§ **Exercise task**: Look through the lines below and extract any with the word "preparare".
═══ Exercise input
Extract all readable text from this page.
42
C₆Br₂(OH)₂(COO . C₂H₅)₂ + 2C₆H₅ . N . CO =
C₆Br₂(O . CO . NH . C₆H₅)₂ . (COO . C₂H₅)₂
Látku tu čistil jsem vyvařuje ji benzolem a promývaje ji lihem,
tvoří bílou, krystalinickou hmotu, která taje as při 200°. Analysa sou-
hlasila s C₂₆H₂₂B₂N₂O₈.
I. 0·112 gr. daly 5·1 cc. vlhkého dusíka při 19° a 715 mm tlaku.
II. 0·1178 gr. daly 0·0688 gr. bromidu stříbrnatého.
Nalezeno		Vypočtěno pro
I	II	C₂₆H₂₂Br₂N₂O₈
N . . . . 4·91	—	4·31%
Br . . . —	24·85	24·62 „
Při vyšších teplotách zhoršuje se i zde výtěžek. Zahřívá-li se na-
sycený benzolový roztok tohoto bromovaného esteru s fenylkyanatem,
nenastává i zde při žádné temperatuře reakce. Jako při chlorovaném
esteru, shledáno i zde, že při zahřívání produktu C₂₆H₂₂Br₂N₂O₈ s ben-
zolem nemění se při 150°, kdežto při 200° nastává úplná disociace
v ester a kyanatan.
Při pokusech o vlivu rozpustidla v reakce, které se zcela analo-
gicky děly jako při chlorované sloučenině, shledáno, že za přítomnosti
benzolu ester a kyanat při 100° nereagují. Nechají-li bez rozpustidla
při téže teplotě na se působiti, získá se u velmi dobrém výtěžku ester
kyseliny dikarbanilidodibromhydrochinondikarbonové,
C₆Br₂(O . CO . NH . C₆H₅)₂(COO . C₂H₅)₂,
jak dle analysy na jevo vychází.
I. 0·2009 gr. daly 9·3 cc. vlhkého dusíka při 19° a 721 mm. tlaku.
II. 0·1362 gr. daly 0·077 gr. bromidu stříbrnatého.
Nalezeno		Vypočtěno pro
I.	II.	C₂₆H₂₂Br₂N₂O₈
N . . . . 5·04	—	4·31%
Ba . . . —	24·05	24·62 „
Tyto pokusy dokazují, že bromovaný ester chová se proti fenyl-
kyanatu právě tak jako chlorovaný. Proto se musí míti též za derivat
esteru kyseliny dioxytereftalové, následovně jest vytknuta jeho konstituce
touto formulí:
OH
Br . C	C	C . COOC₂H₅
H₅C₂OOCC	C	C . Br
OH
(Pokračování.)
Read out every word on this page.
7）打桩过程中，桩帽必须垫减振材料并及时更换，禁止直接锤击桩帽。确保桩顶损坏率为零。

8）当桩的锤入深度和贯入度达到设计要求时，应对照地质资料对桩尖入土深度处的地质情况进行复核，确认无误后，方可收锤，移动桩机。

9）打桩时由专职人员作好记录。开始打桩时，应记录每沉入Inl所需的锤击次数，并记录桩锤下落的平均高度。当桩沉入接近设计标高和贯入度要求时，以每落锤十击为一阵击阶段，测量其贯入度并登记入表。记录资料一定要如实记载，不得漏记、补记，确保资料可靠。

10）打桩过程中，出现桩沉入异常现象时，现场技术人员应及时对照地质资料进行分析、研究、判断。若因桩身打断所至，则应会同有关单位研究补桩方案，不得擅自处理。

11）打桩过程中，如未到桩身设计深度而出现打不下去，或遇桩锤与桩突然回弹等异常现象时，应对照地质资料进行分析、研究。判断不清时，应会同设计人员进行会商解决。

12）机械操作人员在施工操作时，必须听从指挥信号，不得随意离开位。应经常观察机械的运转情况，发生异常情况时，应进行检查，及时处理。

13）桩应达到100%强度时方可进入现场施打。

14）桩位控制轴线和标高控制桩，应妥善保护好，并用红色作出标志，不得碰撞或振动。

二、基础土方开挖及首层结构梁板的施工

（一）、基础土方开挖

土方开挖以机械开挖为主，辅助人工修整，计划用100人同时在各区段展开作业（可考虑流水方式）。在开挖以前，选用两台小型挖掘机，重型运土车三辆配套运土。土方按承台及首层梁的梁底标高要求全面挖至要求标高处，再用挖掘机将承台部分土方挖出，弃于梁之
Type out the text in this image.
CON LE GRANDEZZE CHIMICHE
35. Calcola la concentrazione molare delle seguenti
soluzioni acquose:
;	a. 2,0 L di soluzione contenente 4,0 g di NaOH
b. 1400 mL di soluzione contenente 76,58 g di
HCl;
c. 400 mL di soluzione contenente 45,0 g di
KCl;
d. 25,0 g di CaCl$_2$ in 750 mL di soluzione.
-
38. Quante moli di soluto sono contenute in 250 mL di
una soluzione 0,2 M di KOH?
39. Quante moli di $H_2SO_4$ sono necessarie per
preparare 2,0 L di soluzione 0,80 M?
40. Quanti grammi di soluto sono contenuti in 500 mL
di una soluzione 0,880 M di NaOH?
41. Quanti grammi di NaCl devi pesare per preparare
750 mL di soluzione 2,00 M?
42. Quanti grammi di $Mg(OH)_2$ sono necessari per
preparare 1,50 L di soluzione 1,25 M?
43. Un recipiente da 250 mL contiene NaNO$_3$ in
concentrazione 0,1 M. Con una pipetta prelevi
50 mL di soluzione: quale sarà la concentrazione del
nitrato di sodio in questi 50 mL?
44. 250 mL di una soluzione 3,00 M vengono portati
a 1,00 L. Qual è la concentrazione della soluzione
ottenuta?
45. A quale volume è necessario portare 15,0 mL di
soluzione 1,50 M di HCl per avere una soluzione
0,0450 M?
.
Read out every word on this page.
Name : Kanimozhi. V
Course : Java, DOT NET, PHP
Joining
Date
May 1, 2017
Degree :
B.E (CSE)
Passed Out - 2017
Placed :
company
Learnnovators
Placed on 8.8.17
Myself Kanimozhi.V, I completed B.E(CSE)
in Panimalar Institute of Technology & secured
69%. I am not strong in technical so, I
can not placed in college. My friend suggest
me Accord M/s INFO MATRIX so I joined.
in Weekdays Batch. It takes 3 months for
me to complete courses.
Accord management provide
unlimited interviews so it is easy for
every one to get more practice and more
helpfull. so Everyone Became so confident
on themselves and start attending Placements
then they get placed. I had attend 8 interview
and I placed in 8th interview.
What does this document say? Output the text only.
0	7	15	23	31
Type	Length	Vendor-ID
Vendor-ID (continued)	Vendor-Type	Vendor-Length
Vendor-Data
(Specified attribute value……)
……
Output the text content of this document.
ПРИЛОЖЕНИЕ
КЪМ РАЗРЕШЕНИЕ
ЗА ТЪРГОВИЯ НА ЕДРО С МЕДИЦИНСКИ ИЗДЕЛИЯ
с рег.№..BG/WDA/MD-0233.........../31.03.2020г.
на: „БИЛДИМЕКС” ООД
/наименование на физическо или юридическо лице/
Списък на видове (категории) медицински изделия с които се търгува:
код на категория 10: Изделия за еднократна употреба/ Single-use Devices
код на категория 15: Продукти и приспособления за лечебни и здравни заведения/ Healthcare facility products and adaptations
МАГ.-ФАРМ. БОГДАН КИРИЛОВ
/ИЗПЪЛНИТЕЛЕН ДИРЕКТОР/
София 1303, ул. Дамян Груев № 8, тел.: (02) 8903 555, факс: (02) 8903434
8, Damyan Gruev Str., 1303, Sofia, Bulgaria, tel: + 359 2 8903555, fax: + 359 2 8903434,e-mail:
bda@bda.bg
══════
§ **Answer below**:
preparare 2,0 L di soluzione 0,80 M?
41. Quanti grammi di NaCl devi pesare per preparare
preparare 1,50 L di soluzione 1,25 M?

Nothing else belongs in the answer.